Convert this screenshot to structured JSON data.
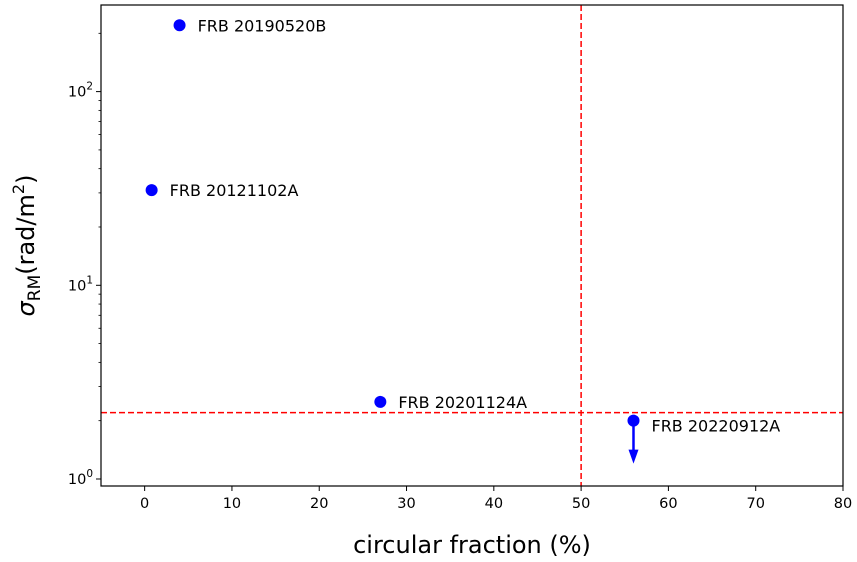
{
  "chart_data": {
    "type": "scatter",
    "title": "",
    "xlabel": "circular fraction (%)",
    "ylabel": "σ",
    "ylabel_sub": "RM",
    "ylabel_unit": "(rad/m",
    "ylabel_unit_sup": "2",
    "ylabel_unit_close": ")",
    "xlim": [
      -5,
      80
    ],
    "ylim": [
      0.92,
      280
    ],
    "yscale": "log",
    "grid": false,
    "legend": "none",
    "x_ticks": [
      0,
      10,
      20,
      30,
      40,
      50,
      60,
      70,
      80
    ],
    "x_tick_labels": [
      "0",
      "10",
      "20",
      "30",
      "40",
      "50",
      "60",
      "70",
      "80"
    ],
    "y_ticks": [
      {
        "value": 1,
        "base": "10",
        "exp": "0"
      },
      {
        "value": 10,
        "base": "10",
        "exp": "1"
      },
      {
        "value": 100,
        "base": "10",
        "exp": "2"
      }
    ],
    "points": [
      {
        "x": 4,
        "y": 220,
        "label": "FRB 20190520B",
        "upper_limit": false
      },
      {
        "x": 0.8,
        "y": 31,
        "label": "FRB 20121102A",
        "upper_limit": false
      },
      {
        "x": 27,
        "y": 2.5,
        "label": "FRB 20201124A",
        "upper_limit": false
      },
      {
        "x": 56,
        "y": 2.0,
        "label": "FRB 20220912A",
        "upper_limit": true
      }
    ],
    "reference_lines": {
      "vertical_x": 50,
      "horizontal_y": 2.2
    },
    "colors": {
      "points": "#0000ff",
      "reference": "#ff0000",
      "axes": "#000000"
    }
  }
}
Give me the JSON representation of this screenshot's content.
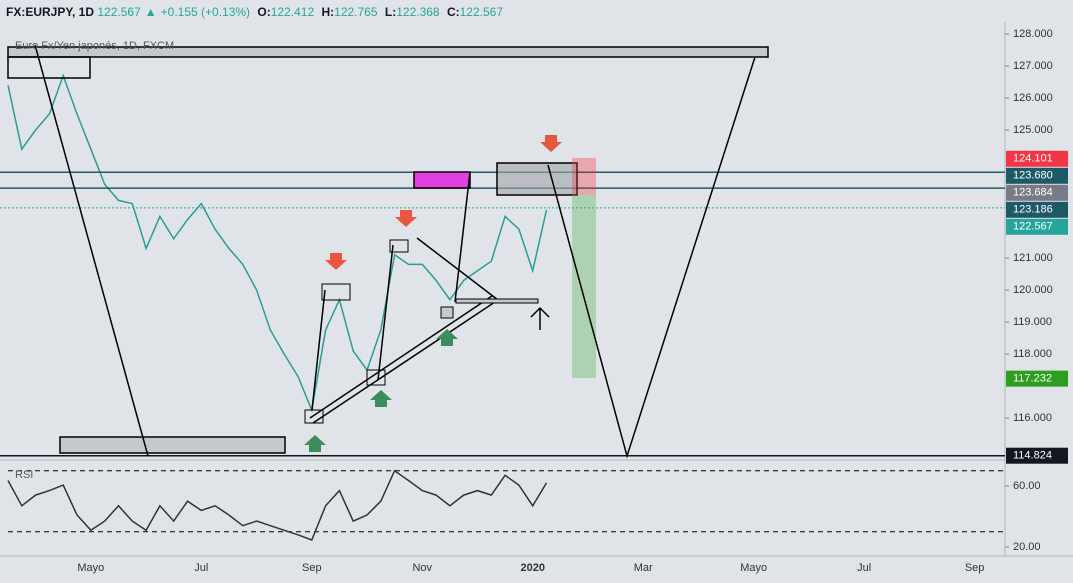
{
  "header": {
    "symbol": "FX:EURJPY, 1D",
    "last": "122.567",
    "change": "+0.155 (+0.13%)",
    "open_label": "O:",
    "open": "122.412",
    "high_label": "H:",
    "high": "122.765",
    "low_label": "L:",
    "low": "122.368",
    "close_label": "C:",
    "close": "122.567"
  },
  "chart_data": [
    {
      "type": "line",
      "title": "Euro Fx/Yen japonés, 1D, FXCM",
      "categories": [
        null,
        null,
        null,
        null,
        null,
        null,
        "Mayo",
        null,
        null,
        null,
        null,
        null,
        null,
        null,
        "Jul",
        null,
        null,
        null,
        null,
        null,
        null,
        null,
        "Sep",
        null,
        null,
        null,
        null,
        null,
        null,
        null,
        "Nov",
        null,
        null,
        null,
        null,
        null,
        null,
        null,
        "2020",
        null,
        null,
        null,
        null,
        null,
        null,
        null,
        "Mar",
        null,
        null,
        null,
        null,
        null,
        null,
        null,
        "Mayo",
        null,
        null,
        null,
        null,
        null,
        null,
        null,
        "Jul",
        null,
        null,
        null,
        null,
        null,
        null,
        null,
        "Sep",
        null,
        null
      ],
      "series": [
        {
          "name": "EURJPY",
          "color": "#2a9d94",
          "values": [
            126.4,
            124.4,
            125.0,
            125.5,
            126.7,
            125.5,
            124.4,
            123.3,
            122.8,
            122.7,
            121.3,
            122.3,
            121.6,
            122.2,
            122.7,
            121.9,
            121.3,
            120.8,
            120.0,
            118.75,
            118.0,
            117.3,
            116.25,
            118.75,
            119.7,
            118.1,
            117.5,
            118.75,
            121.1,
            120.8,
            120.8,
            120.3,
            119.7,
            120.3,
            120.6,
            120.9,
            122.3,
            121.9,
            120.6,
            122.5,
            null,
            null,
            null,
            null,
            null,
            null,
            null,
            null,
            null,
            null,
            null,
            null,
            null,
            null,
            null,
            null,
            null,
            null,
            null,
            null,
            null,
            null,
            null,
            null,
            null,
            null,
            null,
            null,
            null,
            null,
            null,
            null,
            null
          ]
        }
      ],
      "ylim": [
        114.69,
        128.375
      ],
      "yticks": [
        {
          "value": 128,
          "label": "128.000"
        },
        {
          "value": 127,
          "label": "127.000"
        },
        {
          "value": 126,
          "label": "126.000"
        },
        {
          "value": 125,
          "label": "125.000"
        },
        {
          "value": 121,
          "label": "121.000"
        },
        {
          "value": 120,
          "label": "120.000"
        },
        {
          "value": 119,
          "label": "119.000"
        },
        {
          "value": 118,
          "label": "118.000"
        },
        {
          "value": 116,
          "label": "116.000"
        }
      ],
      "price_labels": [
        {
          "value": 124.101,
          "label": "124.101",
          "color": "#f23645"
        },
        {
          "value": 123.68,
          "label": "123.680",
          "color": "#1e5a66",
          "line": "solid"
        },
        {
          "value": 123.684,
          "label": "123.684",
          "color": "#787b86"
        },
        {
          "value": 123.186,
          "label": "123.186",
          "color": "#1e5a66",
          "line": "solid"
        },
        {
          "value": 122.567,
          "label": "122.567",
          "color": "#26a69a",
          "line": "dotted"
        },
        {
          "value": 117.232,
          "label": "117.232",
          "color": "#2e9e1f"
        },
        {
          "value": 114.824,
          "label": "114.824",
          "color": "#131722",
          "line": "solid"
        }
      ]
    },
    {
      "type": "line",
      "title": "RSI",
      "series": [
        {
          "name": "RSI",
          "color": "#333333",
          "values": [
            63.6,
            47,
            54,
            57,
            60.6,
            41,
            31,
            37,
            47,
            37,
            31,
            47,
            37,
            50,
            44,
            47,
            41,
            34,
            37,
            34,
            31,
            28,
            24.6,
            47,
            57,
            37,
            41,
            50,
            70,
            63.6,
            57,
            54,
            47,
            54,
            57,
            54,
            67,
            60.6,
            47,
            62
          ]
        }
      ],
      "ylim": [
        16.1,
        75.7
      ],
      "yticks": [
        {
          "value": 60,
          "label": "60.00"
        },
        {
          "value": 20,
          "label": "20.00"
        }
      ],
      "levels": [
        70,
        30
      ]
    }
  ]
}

...

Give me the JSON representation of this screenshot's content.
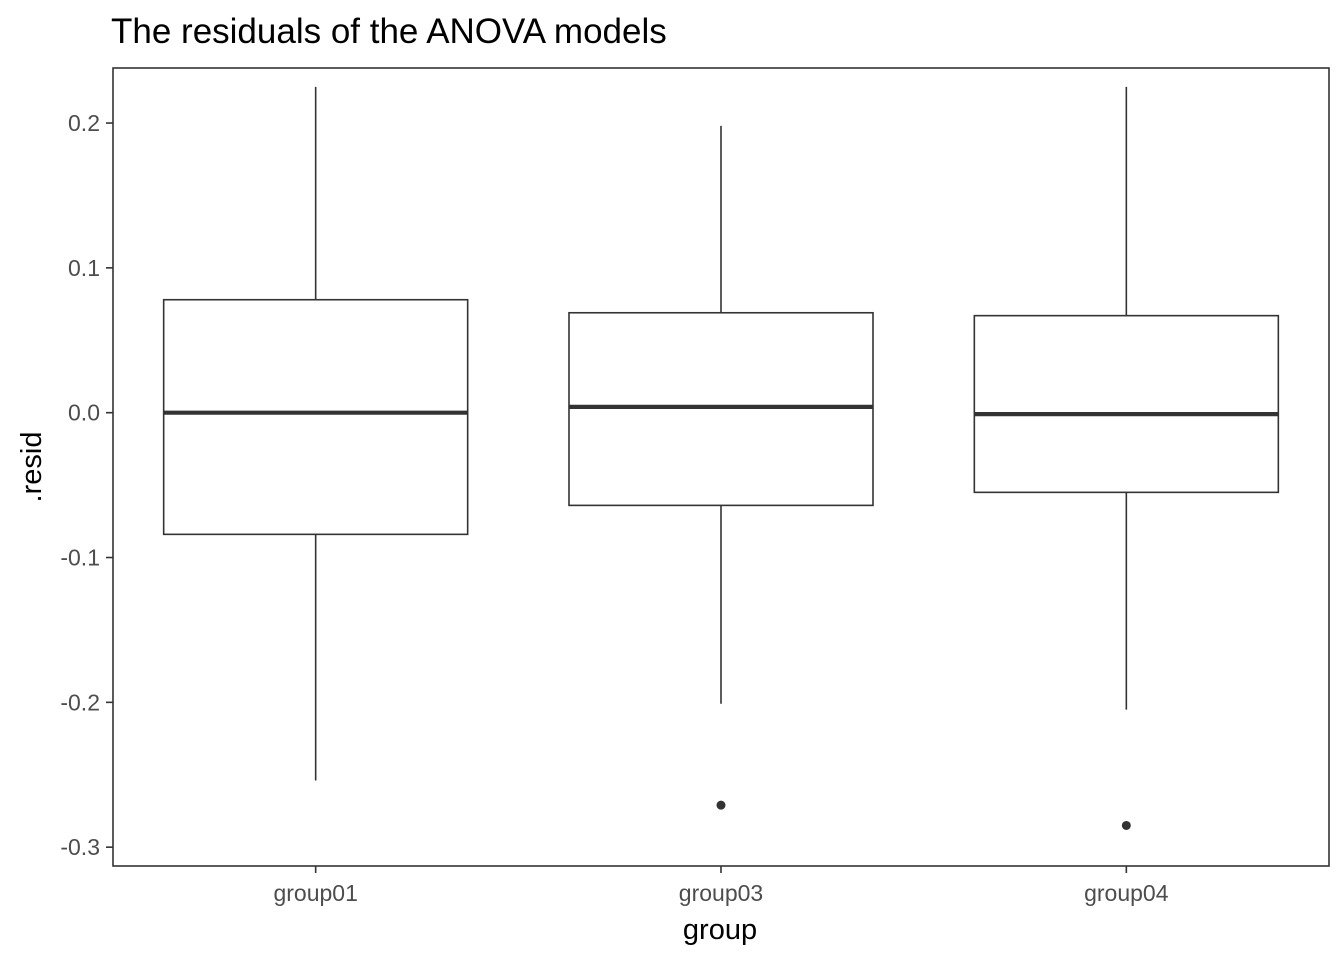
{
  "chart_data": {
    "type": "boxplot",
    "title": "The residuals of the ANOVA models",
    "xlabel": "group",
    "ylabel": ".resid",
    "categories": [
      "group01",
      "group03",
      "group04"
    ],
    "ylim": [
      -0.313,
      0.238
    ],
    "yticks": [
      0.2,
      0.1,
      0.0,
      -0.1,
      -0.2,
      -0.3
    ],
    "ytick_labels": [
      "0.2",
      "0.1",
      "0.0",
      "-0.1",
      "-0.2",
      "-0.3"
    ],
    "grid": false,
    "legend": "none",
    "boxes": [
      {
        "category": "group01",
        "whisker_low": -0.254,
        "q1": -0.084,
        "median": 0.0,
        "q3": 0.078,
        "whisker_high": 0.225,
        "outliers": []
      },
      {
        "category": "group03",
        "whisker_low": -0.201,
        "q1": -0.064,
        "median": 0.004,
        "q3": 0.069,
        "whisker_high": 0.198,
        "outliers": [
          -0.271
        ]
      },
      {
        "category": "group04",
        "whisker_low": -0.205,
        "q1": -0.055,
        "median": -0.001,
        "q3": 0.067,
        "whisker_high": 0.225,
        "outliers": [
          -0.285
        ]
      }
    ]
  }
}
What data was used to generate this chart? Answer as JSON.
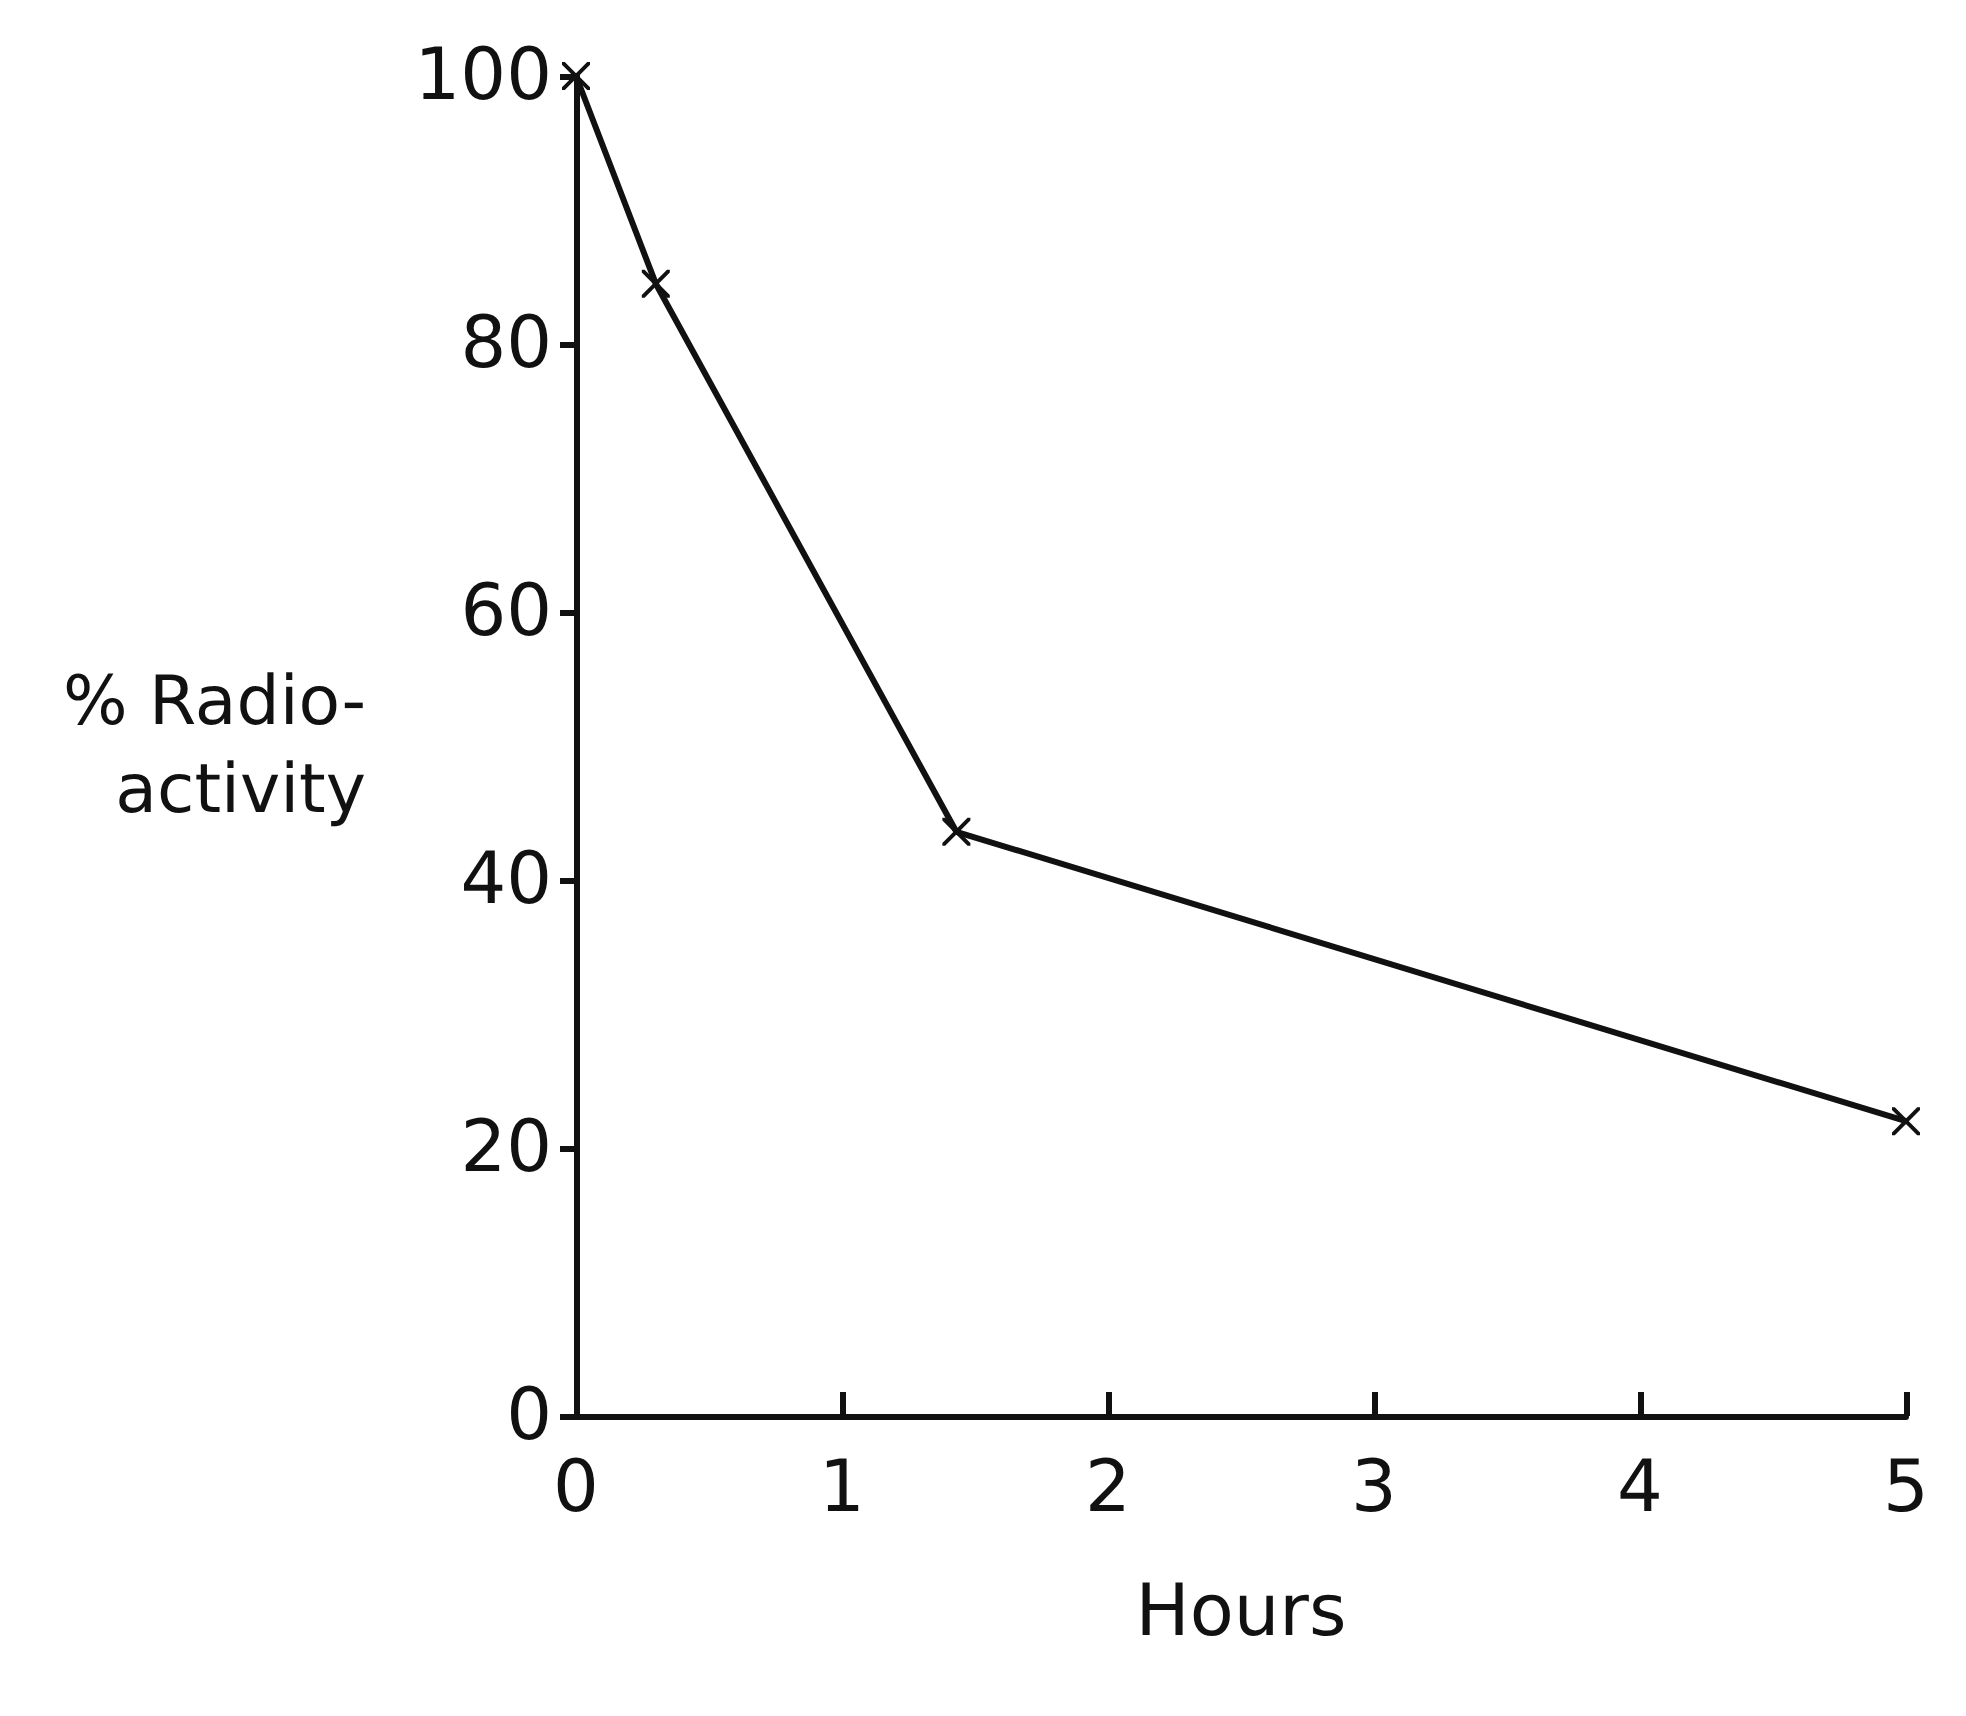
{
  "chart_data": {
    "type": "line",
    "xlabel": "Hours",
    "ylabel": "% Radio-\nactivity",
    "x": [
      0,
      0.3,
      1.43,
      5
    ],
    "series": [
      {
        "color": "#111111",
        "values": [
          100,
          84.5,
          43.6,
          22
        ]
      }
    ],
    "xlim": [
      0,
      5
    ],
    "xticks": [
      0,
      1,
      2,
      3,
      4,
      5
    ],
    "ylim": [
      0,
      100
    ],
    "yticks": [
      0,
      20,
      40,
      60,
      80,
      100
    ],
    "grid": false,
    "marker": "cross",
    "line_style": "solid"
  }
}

---

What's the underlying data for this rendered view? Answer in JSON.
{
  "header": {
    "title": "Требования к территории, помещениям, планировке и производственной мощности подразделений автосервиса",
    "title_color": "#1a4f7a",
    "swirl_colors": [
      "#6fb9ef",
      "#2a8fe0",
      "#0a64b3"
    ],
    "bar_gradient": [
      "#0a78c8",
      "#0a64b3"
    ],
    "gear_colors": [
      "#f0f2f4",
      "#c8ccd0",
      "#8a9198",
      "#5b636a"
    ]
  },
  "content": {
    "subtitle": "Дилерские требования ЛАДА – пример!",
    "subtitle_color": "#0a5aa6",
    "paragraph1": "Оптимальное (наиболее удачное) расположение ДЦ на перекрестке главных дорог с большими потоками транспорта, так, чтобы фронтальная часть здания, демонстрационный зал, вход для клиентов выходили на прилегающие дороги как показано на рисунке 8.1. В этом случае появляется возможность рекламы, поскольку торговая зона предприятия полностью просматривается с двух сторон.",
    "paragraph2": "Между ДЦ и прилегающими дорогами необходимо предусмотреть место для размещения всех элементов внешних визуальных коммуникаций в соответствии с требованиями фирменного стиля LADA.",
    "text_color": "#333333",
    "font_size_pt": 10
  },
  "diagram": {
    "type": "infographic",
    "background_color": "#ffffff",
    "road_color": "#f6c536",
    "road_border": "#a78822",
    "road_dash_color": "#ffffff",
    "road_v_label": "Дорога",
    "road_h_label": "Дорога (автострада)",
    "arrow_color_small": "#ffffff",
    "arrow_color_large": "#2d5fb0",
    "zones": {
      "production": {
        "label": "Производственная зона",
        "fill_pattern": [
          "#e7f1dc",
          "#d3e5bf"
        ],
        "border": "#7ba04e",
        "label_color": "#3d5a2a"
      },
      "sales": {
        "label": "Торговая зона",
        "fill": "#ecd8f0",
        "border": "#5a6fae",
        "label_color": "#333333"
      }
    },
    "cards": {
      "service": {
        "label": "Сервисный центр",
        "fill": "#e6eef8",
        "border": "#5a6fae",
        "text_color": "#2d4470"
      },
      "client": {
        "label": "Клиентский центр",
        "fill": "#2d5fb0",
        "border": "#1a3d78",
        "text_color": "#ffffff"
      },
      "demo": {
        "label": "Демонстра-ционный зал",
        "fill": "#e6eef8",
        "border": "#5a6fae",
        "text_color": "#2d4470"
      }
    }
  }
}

Description of the task
In the entries above, find each line with the word "ffffff" and copy it.

Expected answer
    "background_color": "#ffffff",
    "road_dash_color": "#ffffff",
    "arrow_color_small": "#ffffff",
        "text_color": "#ffffff"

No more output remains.